Collected data entries
══════

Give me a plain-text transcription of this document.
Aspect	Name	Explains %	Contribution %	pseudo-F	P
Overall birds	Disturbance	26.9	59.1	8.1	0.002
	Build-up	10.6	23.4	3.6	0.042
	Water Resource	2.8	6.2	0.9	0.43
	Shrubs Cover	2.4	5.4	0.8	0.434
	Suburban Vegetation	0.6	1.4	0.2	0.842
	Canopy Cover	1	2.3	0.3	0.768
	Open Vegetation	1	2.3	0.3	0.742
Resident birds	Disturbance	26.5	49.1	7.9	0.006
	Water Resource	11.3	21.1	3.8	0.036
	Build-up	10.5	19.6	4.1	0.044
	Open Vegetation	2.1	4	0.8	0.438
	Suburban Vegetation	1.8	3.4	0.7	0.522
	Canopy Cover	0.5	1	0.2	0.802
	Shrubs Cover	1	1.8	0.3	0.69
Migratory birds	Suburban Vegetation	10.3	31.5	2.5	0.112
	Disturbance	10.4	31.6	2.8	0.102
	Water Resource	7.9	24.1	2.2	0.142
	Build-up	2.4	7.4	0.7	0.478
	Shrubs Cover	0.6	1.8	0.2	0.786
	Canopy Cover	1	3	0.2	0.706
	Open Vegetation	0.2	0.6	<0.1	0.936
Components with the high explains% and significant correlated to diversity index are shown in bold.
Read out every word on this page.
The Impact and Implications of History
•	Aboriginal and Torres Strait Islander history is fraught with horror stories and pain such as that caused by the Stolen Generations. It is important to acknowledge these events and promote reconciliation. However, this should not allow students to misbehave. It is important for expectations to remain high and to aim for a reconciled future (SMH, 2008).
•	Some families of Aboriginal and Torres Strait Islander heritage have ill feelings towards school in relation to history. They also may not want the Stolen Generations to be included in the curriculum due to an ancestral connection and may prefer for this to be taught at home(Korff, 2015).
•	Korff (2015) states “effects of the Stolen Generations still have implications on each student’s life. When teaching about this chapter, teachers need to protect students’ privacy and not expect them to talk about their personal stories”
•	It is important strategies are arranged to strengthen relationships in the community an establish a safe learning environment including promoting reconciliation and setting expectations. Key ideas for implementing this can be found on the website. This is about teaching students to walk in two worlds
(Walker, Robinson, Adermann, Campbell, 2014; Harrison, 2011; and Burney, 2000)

══════

Stated goal →
Write the data back out verbatim.

Problem solution →
Give me a plain-text transcription of this document.
Aspect	Name	Explains %	Contribution %	pseudo-F	P
Overall birds	Disturbance	26.9	59.1	8.1	0.002
	Build-up	10.6	23.4	3.6	0.042
	Water Resource	2.8	6.2	0.9	0.43
	Shrubs Cover	2.4	5.4	0.8	0.434
	Suburban Vegetation	0.6	1.4	0.2	0.842
	Canopy Cover	1	2.3	0.3	0.768
	Open Vegetation	1	2.3	0.3	0.742
Resident birds	Disturbance	26.5	49.1	7.9	0.006
	Water Resource	11.3	21.1	3.8	0.036
	Build-up	10.5	19.6	4.1	0.044
	Open Vegetation	2.1	4	0.8	0.438
	Suburban Vegetation	1.8	3.4	0.7	0.522
	Canopy Cover	0.5	1	0.2	0.802
	Shrubs Cover	1	1.8	0.3	0.69
Migratory birds	Suburban Vegetation	10.3	31.5	2.5	0.112
	Disturbance	10.4	31.6	2.8	0.102
	Water Resource	7.9	24.1	2.2	0.142
	Build-up	2.4	7.4	0.7	0.478
	Shrubs Cover	0.6	1.8	0.2	0.786
	Canopy Cover	1	3	0.2	0.706
	Open Vegetation	0.2	0.6	<0.1	0.936
Components with the high explains% and significant correlated to diversity index are shown in bold.
Read out every word on this page.
The Impact and Implications of History
•	Aboriginal and Torres Strait Islander history is fraught with horror stories and pain such as that caused by the Stolen Generations. It is important to acknowledge these events and promote reconciliation. However, this should not allow students to misbehave. It is important for expectations to remain high and to aim for a reconciled future (SMH, 2008).
•	Some families of Aboriginal and Torres Strait Islander heritage have ill feelings towards school in relation to history. They also may not want the Stolen Generations to be included in the curriculum due to an ancestral connection and may prefer for this to be taught at home(Korff, 2015).
•	Korff (2015) states “effects of the Stolen Generations still have implications on each student’s life. When teaching about this chapter, teachers need to protect students’ privacy and not expect them to talk about their personal stories”
•	It is important strategies are arranged to strengthen relationships in the community an establish a safe learning environment including promoting reconciliation and setting expectations. Key ideas for implementing this can be found on the website. This is about teaching students to walk in two worlds
(Walker, Robinson, Adermann, Campbell, 2014; Harrison, 2011; and Burney, 2000)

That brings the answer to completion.